>> Start

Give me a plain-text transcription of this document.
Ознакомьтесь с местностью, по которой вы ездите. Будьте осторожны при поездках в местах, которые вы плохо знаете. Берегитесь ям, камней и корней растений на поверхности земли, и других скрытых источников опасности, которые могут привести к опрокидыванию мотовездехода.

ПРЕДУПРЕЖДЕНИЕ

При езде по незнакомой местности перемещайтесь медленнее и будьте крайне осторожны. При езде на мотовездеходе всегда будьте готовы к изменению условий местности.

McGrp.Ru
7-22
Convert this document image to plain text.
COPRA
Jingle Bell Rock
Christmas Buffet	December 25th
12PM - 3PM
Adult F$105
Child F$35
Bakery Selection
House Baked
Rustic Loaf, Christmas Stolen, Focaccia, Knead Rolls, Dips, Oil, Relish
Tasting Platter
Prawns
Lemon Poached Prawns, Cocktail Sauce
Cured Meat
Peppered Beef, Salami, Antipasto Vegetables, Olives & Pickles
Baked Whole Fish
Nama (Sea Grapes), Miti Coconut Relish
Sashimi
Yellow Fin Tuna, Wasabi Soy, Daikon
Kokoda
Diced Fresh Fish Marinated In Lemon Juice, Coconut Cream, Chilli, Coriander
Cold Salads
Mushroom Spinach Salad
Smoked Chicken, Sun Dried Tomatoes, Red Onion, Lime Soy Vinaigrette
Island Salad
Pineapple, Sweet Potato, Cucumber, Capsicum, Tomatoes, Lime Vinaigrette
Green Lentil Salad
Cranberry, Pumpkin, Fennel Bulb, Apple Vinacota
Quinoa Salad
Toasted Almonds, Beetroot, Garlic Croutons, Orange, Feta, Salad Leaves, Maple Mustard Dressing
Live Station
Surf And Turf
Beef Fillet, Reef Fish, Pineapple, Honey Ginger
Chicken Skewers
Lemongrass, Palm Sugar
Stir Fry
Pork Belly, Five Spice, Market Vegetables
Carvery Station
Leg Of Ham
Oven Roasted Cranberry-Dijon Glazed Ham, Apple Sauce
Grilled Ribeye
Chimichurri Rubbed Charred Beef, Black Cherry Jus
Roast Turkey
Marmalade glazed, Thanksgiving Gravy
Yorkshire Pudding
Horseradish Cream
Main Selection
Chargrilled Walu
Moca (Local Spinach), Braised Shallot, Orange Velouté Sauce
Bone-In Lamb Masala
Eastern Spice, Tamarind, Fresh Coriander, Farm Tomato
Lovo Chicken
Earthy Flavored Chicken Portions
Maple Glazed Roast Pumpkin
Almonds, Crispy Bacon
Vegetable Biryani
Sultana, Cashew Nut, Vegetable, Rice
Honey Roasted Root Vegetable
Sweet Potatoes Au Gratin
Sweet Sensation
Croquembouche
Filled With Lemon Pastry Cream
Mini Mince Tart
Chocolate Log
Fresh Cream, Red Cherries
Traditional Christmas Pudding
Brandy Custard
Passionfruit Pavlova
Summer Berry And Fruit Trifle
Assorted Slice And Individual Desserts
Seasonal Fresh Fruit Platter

>> End

What you need to do:
Pull out every line in the data above that has the word "Prawns".

Right answer:
Prawns
Lemon Poached Prawns, Cocktail Sauce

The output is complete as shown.